(Data items)
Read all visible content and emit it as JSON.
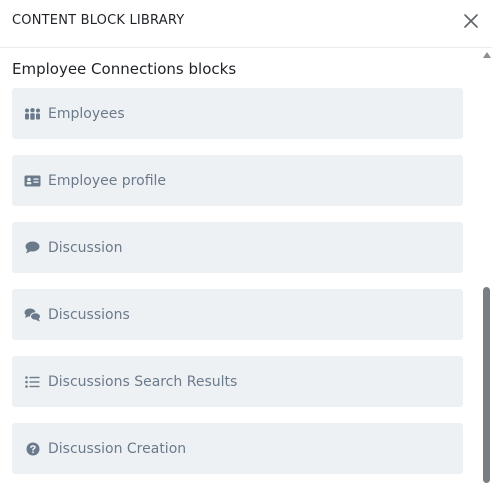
{
  "header": {
    "title": "CONTENT BLOCK LIBRARY",
    "close_icon": "close-icon"
  },
  "section": {
    "title": "Employee Connections blocks"
  },
  "blocks": [
    {
      "label": "Employees",
      "icon": "people-group-icon"
    },
    {
      "label": "Employee profile",
      "icon": "id-card-icon"
    },
    {
      "label": "Discussion",
      "icon": "speech-bubble-icon"
    },
    {
      "label": "Discussions",
      "icon": "speech-bubbles-icon"
    },
    {
      "label": "Discussions Search Results",
      "icon": "list-icon"
    },
    {
      "label": "Discussion Creation",
      "icon": "question-circle-icon"
    }
  ],
  "colors": {
    "block_bg": "#eef1f4",
    "block_text": "#6b7a8b",
    "icon": "#6b7a8b",
    "header_border": "#e8ebef"
  }
}
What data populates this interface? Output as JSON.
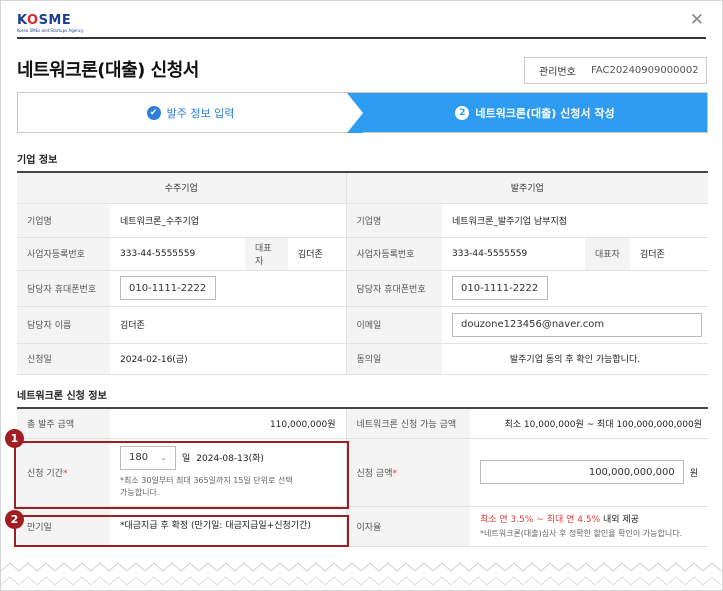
{
  "logo": {
    "main": "KSME",
    "sub": "Korea SMEs and Startups Agency"
  },
  "title": "네트워크론(대출) 신청서",
  "mgmt": {
    "label": "관리번호",
    "value": "FAC20240909000002"
  },
  "steps": [
    {
      "label": "발주 정보 입력",
      "marker": "✔"
    },
    {
      "label": "네트워크론(대출) 신청서 작성",
      "marker": "2"
    }
  ],
  "company_section": {
    "title": "기업 정보",
    "supplier_header": "수주기업",
    "buyer_header": "발주기업",
    "rows": {
      "company_name": {
        "label": "기업명",
        "supplier": "네트워크론_수주기업",
        "buyer": "네트워크론_발주기업 남부지점"
      },
      "biz_no": {
        "label": "사업자등록번호",
        "supplier": "333-44-5555559",
        "buyer": "333-44-5555559",
        "rep_label": "대표자",
        "supplier_rep": "김더존",
        "buyer_rep": "김더존"
      },
      "phone": {
        "label": "담당자 휴대폰번호",
        "supplier": "010-1111-2222",
        "buyer": "010-1111-2222"
      },
      "manager": {
        "label": "담당자 이름",
        "supplier": "김더존",
        "email_label": "이메일",
        "email": "douzone123456@naver.com"
      },
      "apply_date": {
        "label": "신청일",
        "supplier": "2024-02-16(금)",
        "consent_label": "동의일",
        "consent": "발주기업 동의 후 확인 가능합니다."
      }
    }
  },
  "loan_section": {
    "title": "네트워크론 신청 정보",
    "total_label": "총 발주 금액",
    "total_value": "110,000,000원",
    "range_label": "네트워크론 신청 가능 금액",
    "range_value": "최소 10,000,000원 ~ 최대 100,000,000,000원",
    "period_label": "신청 기간",
    "period_select": "180",
    "period_unit": "일",
    "period_date": "2024-08-13(화)",
    "period_hint": "*최소 30일부터 최대 365일까지 15일 단위로 선택 가능합니다.",
    "amount_label": "신청 금액",
    "amount_value": "100,000,000,000",
    "amount_unit": "원",
    "maturity_label": "만기일",
    "maturity_value": "*대금지급 후 확정 (만기일: 대금지급일+신청기간)",
    "rate_label": "이자율",
    "rate_text": "최소 연 3.5% ~ 최대 연 4.5%",
    "rate_suffix": " 내외 제공",
    "rate_hint": "*네트워크론(대출)심사 후 정확한 할인율 확인이 가능합니다."
  },
  "callouts": [
    "1",
    "2"
  ],
  "colors": {
    "accent": "#2e9cf0",
    "callout": "#a01d24",
    "brand": "#1d3f8f"
  }
}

The exercise: Write out the records above exactly as they stand, leaving out every picture.

Written solution:
Read all visible content and emit it as JSON.
{
  "header": {
    "title": "CONTENT BLOCK LIBRARY",
    "close_icon": "close-icon"
  },
  "section": {
    "title": "Employee Connections blocks"
  },
  "blocks": [
    {
      "label": "Employees",
      "icon": "people-group-icon"
    },
    {
      "label": "Employee profile",
      "icon": "id-card-icon"
    },
    {
      "label": "Discussion",
      "icon": "speech-bubble-icon"
    },
    {
      "label": "Discussions",
      "icon": "speech-bubbles-icon"
    },
    {
      "label": "Discussions Search Results",
      "icon": "list-icon"
    },
    {
      "label": "Discussion Creation",
      "icon": "question-circle-icon"
    }
  ],
  "colors": {
    "block_bg": "#eef1f4",
    "block_text": "#6b7a8b",
    "icon": "#6b7a8b",
    "header_border": "#e8ebef"
  }
}
What data populates this interface? Output as JSON.
{
  "logo": {
    "main": "KSME",
    "sub": "Korea SMEs and Startups Agency"
  },
  "title": "네트워크론(대출) 신청서",
  "mgmt": {
    "label": "관리번호",
    "value": "FAC20240909000002"
  },
  "steps": [
    {
      "label": "발주 정보 입력",
      "marker": "✔"
    },
    {
      "label": "네트워크론(대출) 신청서 작성",
      "marker": "2"
    }
  ],
  "company_section": {
    "title": "기업 정보",
    "supplier_header": "수주기업",
    "buyer_header": "발주기업",
    "rows": {
      "company_name": {
        "label": "기업명",
        "supplier": "네트워크론_수주기업",
        "buyer": "네트워크론_발주기업 남부지점"
      },
      "biz_no": {
        "label": "사업자등록번호",
        "supplier": "333-44-5555559",
        "buyer": "333-44-5555559",
        "rep_label": "대표자",
        "supplier_rep": "김더존",
        "buyer_rep": "김더존"
      },
      "phone": {
        "label": "담당자 휴대폰번호",
        "supplier": "010-1111-2222",
        "buyer": "010-1111-2222"
      },
      "manager": {
        "label": "담당자 이름",
        "supplier": "김더존",
        "email_label": "이메일",
        "email": "douzone123456@naver.com"
      },
      "apply_date": {
        "label": "신청일",
        "supplier": "2024-02-16(금)",
        "consent_label": "동의일",
        "consent": "발주기업 동의 후 확인 가능합니다."
      }
    }
  },
  "loan_section": {
    "title": "네트워크론 신청 정보",
    "total_label": "총 발주 금액",
    "total_value": "110,000,000원",
    "range_label": "네트워크론 신청 가능 금액",
    "range_value": "최소 10,000,000원 ~ 최대 100,000,000,000원",
    "period_label": "신청 기간",
    "period_select": "180",
    "period_unit": "일",
    "period_date": "2024-08-13(화)",
    "period_hint": "*최소 30일부터 최대 365일까지 15일 단위로 선택 가능합니다.",
    "amount_label": "신청 금액",
    "amount_value": "100,000,000,000",
    "amount_unit": "원",
    "maturity_label": "만기일",
    "maturity_value": "*대금지급 후 확정 (만기일: 대금지급일+신청기간)",
    "rate_label": "이자율",
    "rate_text": "최소 연 3.5% ~ 최대 연 4.5%",
    "rate_suffix": " 내외 제공",
    "rate_hint": "*네트워크론(대출)심사 후 정확한 할인율 확인이 가능합니다."
  },
  "callouts": [
    "1",
    "2"
  ],
  "colors": {
    "accent": "#2e9cf0",
    "callout": "#a01d24",
    "brand": "#1d3f8f"
  }
}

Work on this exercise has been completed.